#### Stated goal
Rewrite the lines from the one containing "step-number: 5. <box>0 148 15 168</box>" through the one containing "step-number: 2. <box>0 49 15 69</box>", substituting "bullet-marker" for "bullet-symbol" and changing nothing else. Give only those lines.

#### Available data
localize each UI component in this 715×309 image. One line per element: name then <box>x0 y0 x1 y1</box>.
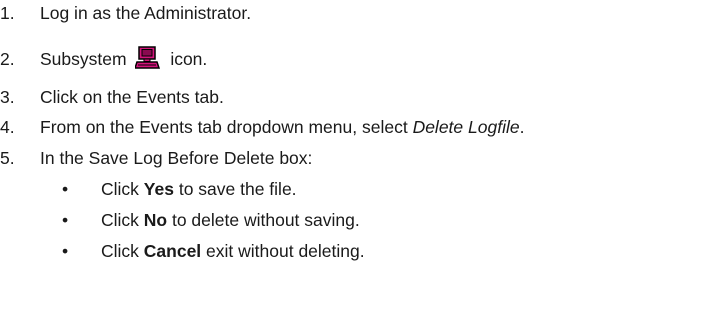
step-number: 5. <box>0 148 15 168</box>
bullet-text-after: to save the file. <box>173 179 297 199</box>
bullet-symbol: • <box>62 241 69 261</box>
bullet-text: Click Yes to save the file. <box>101 176 297 202</box>
button-name: Cancel <box>143 241 202 261</box>
bullet-symbol: • <box>62 179 69 199</box>
bullet-text-before: Click <box>101 179 144 199</box>
step-number: 2. <box>0 49 15 69</box>
step-text-after: . <box>519 117 525 137</box>
step-text-before: From on the Events tab dropdown menu, se… <box>40 117 413 137</box>
step-text-after: icon. <box>170 49 208 69</box>
step-text: Subsystem icon. <box>40 44 207 74</box>
menu-item-name: Delete Logfile <box>412 117 520 137</box>
bullet-text-after: exit without deleting. <box>201 241 365 261</box>
step-number: 4. <box>0 117 15 137</box>
step-text-before: Subsystem <box>40 49 127 69</box>
bullet-text-before: Click <box>101 210 144 230</box>
bullet-symbol: • <box>62 210 69 230</box>
bullet-text-after: to delete without saving. <box>167 210 360 230</box>
bullet-text: Click No to delete without saving. <box>101 207 360 233</box>
step-number: 1. <box>0 3 15 23</box>
step-text: Click on the Events tab. <box>40 87 224 107</box>
bullet-text-before: Click <box>101 241 144 261</box>
button-name: Yes <box>143 179 174 199</box>
button-name: No <box>143 210 168 230</box>
step-text: In the Save Log Before Delete box: <box>40 148 313 168</box>
bullet-text: Click Cancel exit without deleting. <box>101 238 365 264</box>
step-text: From on the Events tab dropdown menu, se… <box>40 114 524 140</box>
step-text: Log in as the Administrator. <box>40 3 252 23</box>
subsystem-computer-icon <box>134 46 161 72</box>
step-number: 3. <box>0 87 15 107</box>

#### Response to the task
step-number: 5. <box>0 148 15 168</box>
bullet-text-after: to save the file. <box>173 179 297 199</box>
bullet-marker: • <box>62 241 69 261</box>
bullet-text: Click Yes to save the file. <box>101 176 297 202</box>
button-name: Cancel <box>143 241 202 261</box>
bullet-marker: • <box>62 179 69 199</box>
bullet-text-before: Click <box>101 179 144 199</box>
step-number: 2. <box>0 49 15 69</box>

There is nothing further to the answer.